Wednesday, May 4, 2011

Court Slams Wells Fargo Bank Tactics Against Homeowner

Considering the current recession brought on by the mortgage-lending practices of several large banks, it is good to see one court was not going to let the perpetrators of financial ruin add insult to injury.


A few weeks ago, federal judge A. Howard Matz, United States District Court Judge for the Central District of California, denied Wells Fargo Bank's motion to order homeowners Abundio and Luz Cruz to pay $18,552.50 in attorney's fees the Bank incurred in defending against their lawsuit to stop a foreclosure on their home. The Cruz's claimed they were deceived by Wells Fargo Bank into agreeing to a payment-option, adjustable rate mortgage.

########

The tasks -
(A) According to the article about the court ruling, how much in attorney's fees did Wells Fargo Bank ask the court to order the homeowners to pay?
(B) Rewrite the article about the court ruling from "Court Slams Wells" up to and including "insult to injury.", replacing "recession" with "downturn".

Material -
########

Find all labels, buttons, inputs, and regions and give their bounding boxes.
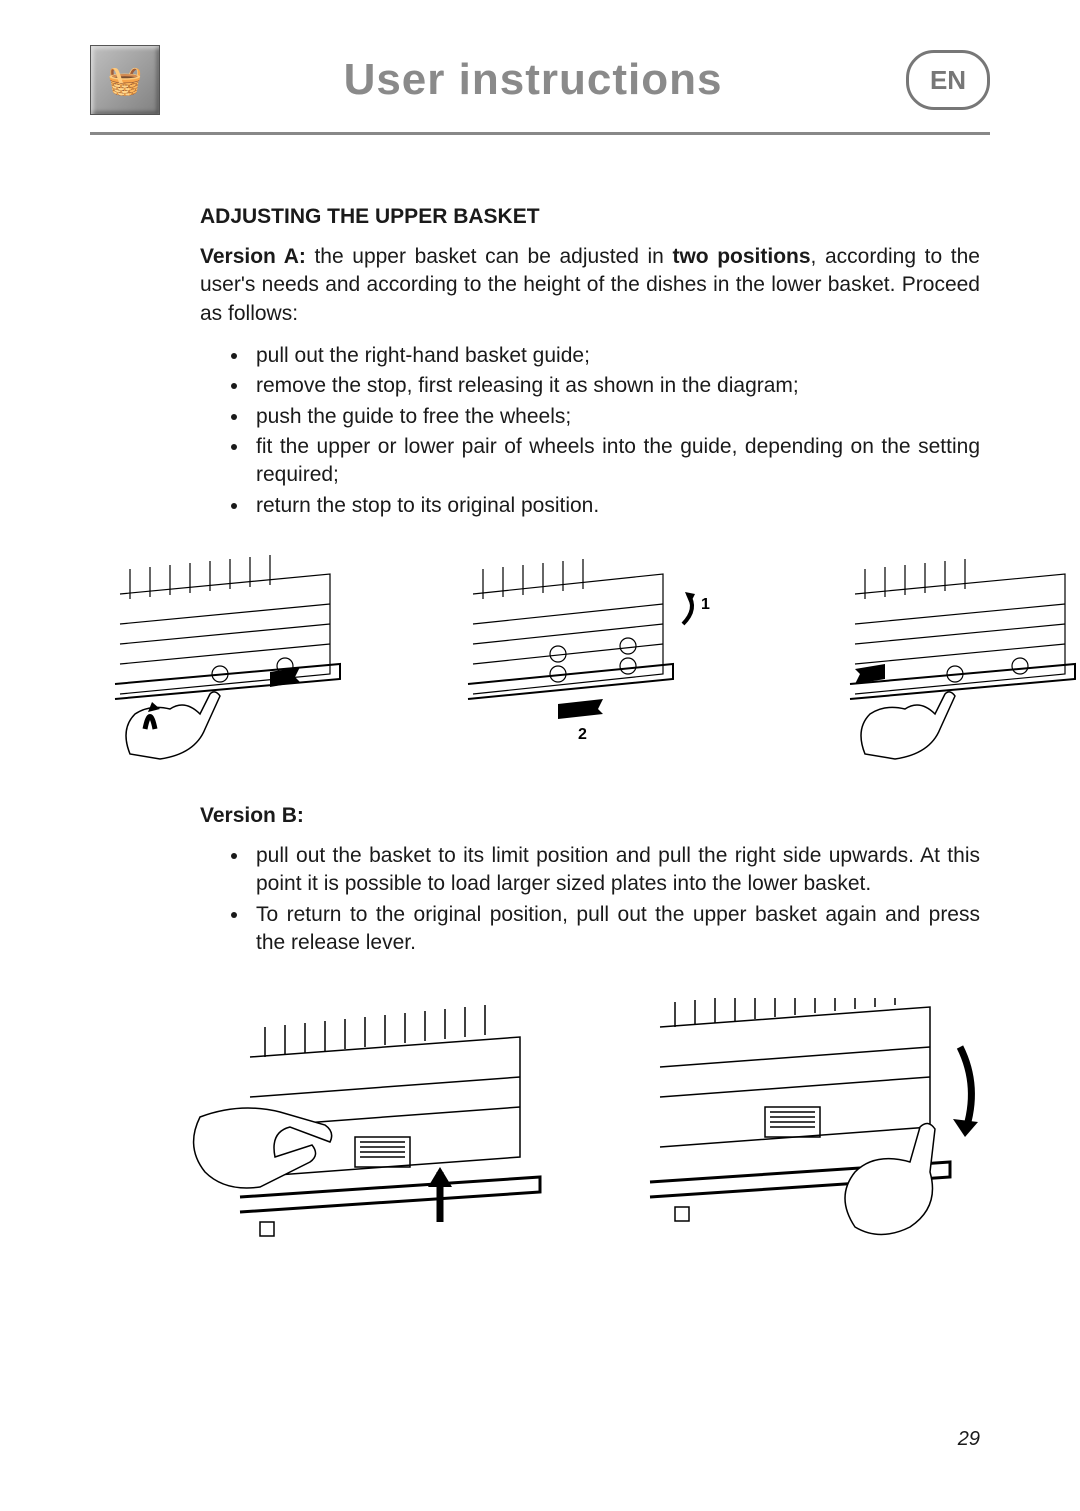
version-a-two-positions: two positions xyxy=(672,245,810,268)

########

The responses -
(A) $18,552.50

(B)
Court Slams Wells Fargo Bank Tactics Against Homeowner

Considering the current downturn brought on by the mortgage-lending practices of several large banks, it is good to see one court was not going to let the perpetrators of financial ruin add insult to injury.